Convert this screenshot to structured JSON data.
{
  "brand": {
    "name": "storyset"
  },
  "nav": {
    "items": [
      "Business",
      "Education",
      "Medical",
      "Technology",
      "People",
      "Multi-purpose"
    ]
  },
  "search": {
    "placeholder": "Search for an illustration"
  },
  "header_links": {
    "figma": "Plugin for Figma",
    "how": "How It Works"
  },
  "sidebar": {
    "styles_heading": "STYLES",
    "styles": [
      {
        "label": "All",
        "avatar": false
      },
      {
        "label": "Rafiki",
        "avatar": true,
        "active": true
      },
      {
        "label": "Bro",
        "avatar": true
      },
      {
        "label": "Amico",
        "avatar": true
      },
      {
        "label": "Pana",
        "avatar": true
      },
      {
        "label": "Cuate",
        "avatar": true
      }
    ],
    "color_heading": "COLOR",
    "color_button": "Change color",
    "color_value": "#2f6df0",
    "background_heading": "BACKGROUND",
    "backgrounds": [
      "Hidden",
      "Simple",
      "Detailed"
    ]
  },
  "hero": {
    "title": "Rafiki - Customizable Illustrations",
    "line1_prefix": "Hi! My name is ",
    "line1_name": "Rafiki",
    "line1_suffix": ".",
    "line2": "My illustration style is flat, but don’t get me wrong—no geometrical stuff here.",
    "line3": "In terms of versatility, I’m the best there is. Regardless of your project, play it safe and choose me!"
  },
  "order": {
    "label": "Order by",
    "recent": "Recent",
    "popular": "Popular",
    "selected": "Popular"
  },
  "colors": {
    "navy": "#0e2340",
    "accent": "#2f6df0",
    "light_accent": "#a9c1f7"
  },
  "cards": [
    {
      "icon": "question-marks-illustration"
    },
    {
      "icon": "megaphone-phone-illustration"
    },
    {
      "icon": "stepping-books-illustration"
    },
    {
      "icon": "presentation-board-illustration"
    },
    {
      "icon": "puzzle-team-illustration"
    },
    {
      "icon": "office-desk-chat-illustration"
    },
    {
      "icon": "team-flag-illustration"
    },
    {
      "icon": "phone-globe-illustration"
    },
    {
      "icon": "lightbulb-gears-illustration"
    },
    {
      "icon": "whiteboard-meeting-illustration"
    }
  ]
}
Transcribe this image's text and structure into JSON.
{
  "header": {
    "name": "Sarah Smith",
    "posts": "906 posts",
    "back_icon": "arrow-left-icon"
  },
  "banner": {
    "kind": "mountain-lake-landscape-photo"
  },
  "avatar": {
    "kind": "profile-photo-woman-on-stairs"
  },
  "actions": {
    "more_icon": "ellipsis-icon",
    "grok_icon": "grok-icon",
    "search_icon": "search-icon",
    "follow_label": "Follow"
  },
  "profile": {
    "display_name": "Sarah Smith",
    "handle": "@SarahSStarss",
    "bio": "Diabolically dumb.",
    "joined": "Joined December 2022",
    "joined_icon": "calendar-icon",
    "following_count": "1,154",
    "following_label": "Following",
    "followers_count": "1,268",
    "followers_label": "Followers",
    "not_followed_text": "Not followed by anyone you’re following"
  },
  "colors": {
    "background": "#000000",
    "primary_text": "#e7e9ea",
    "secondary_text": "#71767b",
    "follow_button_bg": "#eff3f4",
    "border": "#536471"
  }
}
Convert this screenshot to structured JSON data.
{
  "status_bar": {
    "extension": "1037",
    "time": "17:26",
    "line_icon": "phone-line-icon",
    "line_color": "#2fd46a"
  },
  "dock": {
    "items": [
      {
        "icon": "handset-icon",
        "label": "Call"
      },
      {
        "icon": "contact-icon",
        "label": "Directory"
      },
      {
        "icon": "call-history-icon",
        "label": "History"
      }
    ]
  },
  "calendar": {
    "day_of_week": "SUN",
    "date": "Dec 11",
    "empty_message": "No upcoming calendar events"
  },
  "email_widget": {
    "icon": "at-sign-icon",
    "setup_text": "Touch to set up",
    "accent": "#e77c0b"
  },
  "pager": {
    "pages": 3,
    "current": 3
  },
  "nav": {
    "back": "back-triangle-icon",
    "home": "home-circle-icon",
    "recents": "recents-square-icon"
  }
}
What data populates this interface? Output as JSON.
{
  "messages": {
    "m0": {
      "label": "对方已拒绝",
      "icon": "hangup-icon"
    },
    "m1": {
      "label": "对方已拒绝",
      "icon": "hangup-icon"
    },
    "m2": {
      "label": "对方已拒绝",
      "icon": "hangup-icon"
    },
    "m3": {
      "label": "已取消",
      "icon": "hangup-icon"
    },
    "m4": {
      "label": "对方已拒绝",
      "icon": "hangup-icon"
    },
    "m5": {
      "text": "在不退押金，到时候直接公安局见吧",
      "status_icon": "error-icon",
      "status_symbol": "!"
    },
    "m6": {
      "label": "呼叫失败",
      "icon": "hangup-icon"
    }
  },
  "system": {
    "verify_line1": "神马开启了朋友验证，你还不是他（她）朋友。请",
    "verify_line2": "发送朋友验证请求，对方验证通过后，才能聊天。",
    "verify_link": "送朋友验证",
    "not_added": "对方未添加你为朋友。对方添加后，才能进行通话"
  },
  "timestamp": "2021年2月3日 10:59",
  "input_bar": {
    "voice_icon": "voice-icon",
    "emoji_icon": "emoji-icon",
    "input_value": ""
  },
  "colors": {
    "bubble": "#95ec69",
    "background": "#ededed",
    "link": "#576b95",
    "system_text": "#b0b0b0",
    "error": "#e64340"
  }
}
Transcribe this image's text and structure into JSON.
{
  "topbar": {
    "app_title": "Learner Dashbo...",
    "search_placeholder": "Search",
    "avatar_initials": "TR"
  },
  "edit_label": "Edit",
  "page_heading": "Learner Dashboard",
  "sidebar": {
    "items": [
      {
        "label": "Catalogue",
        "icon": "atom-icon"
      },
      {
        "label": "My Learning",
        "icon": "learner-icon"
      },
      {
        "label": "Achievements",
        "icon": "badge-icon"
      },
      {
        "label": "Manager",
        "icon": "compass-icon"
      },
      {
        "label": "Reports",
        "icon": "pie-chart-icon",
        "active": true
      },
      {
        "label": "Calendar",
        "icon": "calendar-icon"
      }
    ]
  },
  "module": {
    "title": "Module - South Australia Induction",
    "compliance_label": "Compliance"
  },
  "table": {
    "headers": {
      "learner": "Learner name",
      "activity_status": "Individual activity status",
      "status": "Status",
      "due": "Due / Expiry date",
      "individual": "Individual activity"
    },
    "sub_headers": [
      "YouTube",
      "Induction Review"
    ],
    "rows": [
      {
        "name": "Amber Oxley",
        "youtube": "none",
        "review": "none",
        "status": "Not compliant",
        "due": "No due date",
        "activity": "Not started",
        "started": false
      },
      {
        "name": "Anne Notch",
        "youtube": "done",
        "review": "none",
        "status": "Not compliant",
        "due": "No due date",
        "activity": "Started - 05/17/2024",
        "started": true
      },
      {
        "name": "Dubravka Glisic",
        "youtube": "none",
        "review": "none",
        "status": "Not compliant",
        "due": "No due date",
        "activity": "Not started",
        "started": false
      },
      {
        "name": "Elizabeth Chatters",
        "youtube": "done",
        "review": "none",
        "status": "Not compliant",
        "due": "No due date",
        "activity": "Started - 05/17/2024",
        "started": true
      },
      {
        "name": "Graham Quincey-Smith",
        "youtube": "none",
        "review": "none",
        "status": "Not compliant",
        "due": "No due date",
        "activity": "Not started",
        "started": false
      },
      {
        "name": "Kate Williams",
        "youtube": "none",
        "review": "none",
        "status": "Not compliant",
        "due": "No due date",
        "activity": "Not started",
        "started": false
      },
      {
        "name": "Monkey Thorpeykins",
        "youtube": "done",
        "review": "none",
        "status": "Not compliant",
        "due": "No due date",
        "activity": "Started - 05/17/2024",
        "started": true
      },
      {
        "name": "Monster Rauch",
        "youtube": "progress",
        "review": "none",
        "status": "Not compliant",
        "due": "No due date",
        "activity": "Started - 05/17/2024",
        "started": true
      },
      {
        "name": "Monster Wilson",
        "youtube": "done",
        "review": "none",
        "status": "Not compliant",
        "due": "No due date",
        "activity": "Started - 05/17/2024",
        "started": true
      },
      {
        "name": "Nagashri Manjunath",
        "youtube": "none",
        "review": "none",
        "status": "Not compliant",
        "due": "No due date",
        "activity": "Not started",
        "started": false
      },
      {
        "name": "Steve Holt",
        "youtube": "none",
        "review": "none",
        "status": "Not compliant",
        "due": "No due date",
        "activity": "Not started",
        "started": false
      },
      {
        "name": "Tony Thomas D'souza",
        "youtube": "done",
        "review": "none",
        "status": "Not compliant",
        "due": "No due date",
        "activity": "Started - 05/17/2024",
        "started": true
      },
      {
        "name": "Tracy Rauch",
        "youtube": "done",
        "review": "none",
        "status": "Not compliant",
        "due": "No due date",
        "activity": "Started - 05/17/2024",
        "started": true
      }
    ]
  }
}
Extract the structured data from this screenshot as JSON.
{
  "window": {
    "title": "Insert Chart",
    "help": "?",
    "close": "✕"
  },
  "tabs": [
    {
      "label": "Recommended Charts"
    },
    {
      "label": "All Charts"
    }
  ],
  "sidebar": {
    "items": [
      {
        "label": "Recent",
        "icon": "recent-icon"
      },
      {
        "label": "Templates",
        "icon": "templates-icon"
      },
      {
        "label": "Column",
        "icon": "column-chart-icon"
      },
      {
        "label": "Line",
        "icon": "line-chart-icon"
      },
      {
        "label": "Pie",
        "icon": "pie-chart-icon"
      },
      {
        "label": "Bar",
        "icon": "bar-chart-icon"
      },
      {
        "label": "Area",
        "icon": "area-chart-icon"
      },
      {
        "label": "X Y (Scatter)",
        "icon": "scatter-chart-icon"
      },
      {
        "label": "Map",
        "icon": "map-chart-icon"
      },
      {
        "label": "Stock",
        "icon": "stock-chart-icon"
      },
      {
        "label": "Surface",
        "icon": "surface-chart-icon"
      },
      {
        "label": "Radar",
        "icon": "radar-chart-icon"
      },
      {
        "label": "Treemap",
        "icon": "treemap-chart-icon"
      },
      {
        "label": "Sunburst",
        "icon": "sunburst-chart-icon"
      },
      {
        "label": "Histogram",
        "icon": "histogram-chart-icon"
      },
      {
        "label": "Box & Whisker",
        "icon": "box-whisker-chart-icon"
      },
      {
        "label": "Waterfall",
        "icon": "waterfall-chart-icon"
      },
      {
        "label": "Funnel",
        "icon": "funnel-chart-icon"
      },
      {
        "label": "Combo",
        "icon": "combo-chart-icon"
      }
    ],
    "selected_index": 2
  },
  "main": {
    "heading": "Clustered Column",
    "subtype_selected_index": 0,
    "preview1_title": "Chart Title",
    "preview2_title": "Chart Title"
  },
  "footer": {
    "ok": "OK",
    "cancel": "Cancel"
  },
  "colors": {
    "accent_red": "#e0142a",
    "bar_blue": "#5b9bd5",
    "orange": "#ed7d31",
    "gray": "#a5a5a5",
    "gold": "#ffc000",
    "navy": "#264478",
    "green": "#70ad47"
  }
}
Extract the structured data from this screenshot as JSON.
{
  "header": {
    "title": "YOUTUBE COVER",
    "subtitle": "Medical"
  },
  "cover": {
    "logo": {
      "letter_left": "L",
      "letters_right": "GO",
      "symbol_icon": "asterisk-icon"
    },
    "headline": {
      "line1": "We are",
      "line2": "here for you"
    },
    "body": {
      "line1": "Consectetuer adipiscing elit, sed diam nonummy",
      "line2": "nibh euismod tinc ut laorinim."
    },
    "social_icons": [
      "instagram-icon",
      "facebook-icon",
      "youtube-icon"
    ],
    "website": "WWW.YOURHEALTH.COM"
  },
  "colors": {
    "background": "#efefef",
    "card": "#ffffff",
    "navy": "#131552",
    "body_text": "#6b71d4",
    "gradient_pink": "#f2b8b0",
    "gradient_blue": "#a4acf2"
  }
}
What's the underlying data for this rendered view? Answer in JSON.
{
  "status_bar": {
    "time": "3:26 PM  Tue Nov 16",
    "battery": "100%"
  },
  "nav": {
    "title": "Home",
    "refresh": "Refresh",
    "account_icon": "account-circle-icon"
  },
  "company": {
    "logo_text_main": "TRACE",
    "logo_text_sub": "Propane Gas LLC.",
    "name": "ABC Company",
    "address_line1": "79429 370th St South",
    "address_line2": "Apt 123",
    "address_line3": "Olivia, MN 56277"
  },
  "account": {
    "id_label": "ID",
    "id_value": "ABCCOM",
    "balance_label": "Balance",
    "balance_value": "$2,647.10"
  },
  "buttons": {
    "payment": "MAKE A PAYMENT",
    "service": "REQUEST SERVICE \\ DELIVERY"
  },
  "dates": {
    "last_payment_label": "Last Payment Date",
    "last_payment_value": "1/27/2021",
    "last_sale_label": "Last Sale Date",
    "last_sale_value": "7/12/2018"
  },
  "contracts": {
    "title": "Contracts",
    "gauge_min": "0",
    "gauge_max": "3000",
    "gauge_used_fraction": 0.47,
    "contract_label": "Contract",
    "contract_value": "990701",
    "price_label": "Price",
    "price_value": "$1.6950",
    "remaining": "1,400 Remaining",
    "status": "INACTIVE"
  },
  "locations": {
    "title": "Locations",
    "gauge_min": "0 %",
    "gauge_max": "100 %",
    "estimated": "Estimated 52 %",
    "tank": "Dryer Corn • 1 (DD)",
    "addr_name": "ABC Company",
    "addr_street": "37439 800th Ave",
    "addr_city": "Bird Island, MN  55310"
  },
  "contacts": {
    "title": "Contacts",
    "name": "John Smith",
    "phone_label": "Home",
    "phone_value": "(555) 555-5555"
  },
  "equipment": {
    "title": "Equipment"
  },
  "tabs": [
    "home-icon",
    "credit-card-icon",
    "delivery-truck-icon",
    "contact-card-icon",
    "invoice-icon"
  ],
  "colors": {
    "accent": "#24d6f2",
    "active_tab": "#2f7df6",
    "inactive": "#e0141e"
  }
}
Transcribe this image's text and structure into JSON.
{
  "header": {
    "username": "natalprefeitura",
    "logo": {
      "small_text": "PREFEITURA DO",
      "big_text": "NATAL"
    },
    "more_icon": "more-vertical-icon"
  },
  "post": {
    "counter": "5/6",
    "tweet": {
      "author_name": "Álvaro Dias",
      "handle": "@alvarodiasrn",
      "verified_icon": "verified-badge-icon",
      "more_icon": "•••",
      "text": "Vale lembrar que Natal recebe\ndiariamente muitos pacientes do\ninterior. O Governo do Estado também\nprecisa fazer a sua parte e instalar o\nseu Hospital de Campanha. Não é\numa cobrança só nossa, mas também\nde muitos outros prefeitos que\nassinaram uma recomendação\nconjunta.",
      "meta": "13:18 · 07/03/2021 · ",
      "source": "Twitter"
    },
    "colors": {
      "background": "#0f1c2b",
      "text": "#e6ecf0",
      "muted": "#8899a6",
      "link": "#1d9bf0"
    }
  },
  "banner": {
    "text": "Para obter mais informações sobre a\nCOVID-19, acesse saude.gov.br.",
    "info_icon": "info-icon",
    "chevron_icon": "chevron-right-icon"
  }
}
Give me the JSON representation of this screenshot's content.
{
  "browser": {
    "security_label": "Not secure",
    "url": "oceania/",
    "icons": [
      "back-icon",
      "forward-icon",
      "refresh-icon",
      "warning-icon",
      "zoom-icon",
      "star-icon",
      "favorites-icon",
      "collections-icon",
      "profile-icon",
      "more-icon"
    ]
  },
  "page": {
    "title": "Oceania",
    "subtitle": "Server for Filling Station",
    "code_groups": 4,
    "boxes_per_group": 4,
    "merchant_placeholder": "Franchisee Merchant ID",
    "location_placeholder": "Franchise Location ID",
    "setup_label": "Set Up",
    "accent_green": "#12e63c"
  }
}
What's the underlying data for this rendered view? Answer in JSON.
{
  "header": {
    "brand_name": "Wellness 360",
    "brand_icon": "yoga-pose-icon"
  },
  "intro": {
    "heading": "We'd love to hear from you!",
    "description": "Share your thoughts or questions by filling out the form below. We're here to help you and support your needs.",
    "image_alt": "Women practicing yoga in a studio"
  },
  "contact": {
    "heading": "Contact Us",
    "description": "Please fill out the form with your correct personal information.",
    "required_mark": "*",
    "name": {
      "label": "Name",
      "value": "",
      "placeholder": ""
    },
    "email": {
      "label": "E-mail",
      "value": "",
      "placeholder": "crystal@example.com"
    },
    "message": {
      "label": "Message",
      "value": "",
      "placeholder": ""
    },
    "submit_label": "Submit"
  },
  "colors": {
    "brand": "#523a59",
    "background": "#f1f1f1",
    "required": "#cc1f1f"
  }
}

····················

# [Exercise]
Copy out all lines from the material above that contain the string "Rafiki".

# [Answer]
        "label": "Rafiki",
    "title": "Rafiki - Customizable Illustrations",
    "line1_name": "Rafiki",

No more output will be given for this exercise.